╭─ Dataset content

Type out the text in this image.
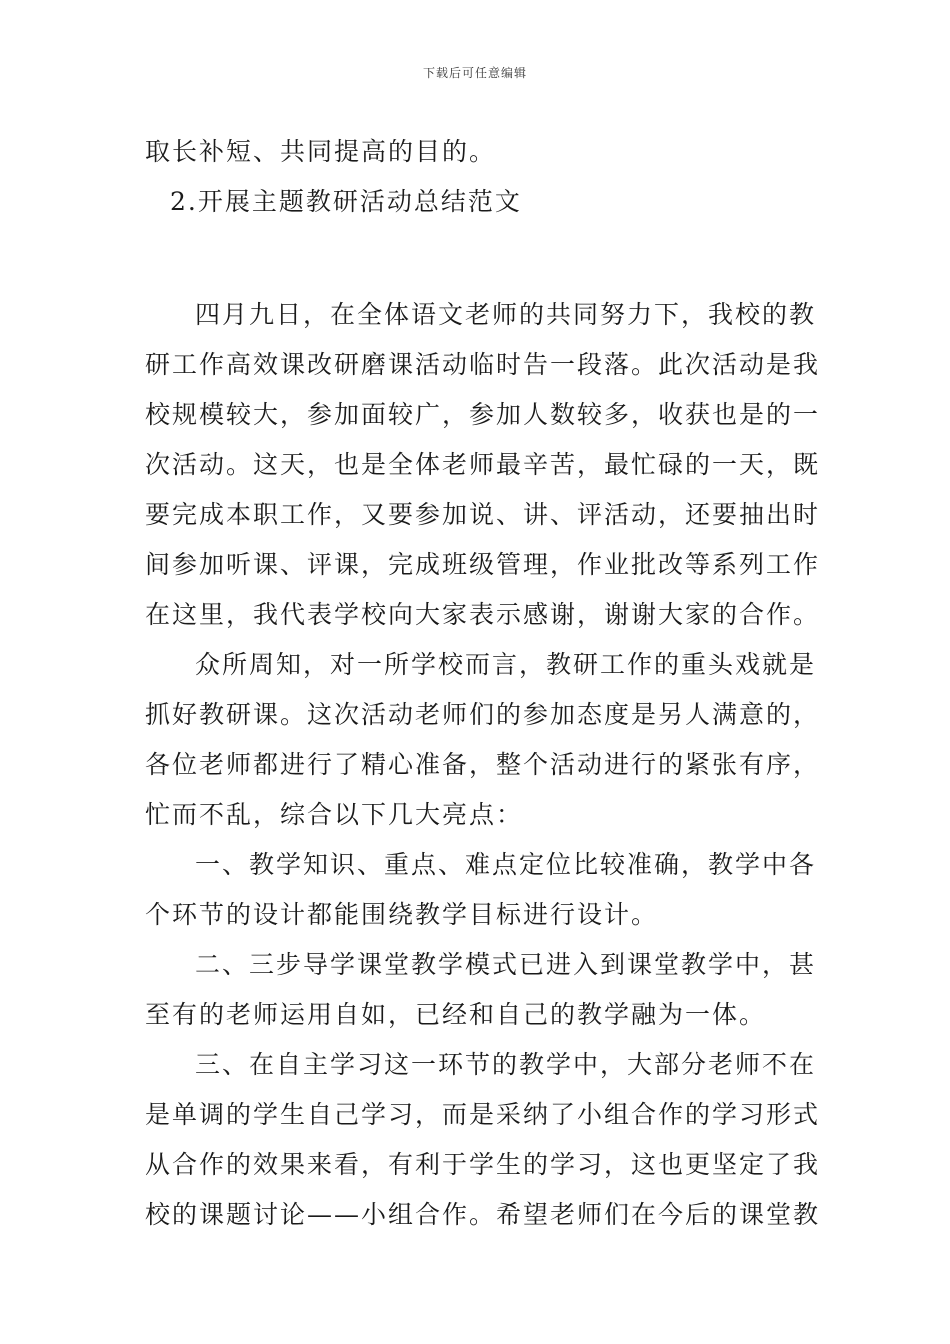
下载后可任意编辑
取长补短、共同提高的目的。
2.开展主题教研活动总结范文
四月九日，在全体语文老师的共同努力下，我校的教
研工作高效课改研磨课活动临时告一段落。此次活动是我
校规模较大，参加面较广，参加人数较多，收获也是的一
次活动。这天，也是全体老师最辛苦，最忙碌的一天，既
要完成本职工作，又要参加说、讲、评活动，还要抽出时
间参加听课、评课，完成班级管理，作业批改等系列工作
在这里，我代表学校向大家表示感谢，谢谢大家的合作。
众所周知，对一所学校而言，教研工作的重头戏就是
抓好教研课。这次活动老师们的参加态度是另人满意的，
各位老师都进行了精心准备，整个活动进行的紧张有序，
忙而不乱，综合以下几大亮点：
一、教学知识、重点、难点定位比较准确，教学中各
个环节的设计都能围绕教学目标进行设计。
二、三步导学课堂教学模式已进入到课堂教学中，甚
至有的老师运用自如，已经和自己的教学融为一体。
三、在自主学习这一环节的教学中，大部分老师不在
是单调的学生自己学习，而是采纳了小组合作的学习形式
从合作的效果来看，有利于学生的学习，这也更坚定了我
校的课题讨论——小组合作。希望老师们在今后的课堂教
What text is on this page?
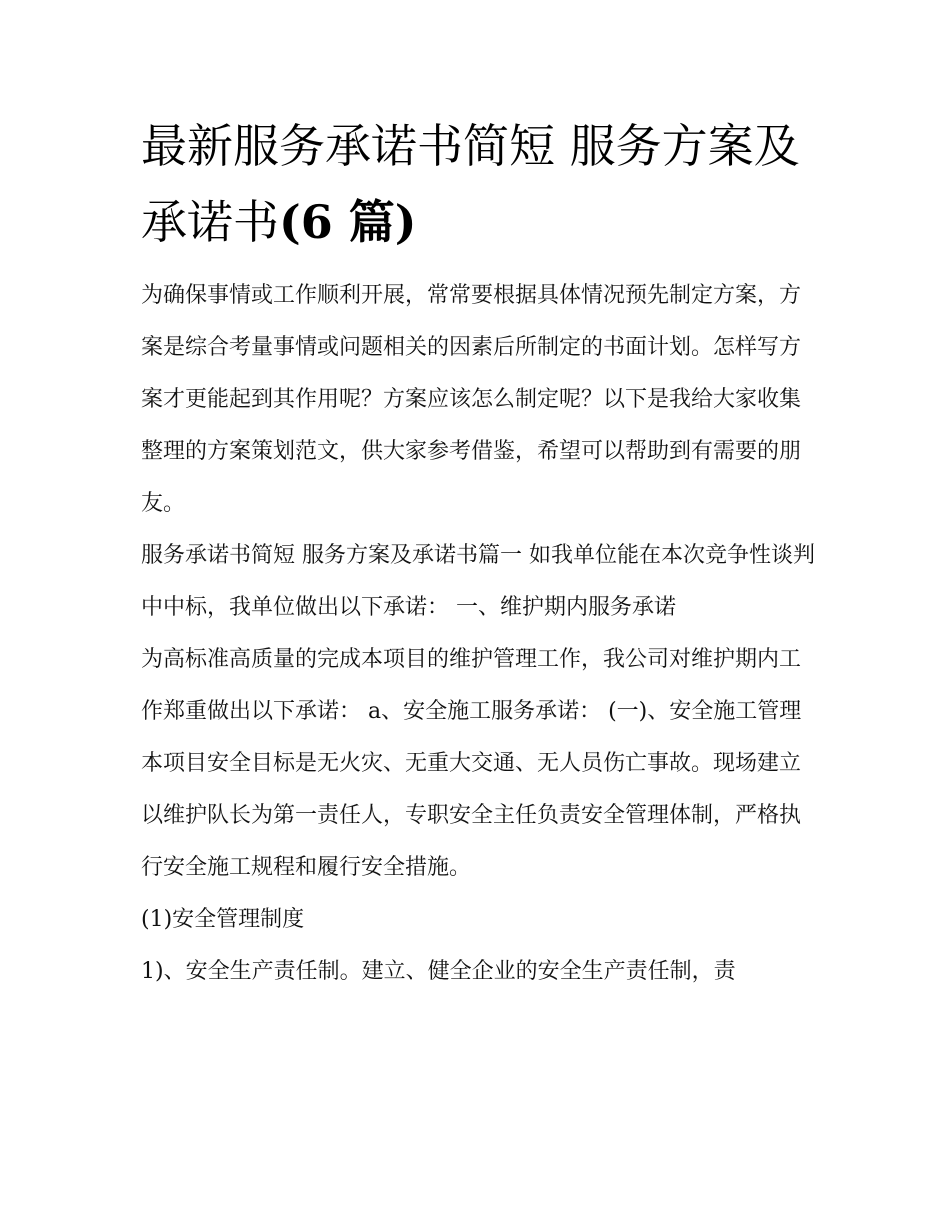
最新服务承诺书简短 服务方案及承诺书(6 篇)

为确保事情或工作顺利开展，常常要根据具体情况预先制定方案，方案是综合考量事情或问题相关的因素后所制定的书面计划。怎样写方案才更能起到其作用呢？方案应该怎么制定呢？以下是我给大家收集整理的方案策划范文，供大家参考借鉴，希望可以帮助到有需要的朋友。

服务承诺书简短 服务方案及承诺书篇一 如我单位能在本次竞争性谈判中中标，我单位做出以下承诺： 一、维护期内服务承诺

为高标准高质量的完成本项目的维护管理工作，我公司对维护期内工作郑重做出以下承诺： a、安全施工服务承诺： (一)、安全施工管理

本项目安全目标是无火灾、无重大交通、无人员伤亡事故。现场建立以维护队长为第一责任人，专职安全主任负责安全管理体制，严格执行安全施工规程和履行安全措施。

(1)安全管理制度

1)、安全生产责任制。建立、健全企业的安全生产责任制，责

╰─

▸ Given problem: Would you return the data exactly as written, without the pictures?

▸ Finished exercise:
Type out the text in this image.
下载后可任意编辑
取长补短、共同提高的目的。
2.开展主题教研活动总结范文
四月九日，在全体语文老师的共同努力下，我校的教
研工作高效课改研磨课活动临时告一段落。此次活动是我
校规模较大，参加面较广，参加人数较多，收获也是的一
次活动。这天，也是全体老师最辛苦，最忙碌的一天，既
要完成本职工作，又要参加说、讲、评活动，还要抽出时
间参加听课、评课，完成班级管理，作业批改等系列工作
在这里，我代表学校向大家表示感谢，谢谢大家的合作。
众所周知，对一所学校而言，教研工作的重头戏就是
抓好教研课。这次活动老师们的参加态度是另人满意的，
各位老师都进行了精心准备，整个活动进行的紧张有序，
忙而不乱，综合以下几大亮点：
一、教学知识、重点、难点定位比较准确，教学中各
个环节的设计都能围绕教学目标进行设计。
二、三步导学课堂教学模式已进入到课堂教学中，甚
至有的老师运用自如，已经和自己的教学融为一体。
三、在自主学习这一环节的教学中，大部分老师不在
是单调的学生自己学习，而是采纳了小组合作的学习形式
从合作的效果来看，有利于学生的学习，这也更坚定了我
校的课题讨论——小组合作。希望老师们在今后的课堂教
What text is on this page?
最新服务承诺书简短 服务方案及承诺书(6 篇)

为确保事情或工作顺利开展，常常要根据具体情况预先制定方案，方案是综合考量事情或问题相关的因素后所制定的书面计划。怎样写方案才更能起到其作用呢？方案应该怎么制定呢？以下是我给大家收集整理的方案策划范文，供大家参考借鉴，希望可以帮助到有需要的朋友。

服务承诺书简短 服务方案及承诺书篇一 如我单位能在本次竞争性谈判中中标，我单位做出以下承诺： 一、维护期内服务承诺

为高标准高质量的完成本项目的维护管理工作，我公司对维护期内工作郑重做出以下承诺： a、安全施工服务承诺： (一)、安全施工管理

本项目安全目标是无火灾、无重大交通、无人员伤亡事故。现场建立以维护队长为第一责任人，专职安全主任负责安全管理体制，严格执行安全施工规程和履行安全措施。

(1)安全管理制度

1)、安全生产责任制。建立、健全企业的安全生产责任制，责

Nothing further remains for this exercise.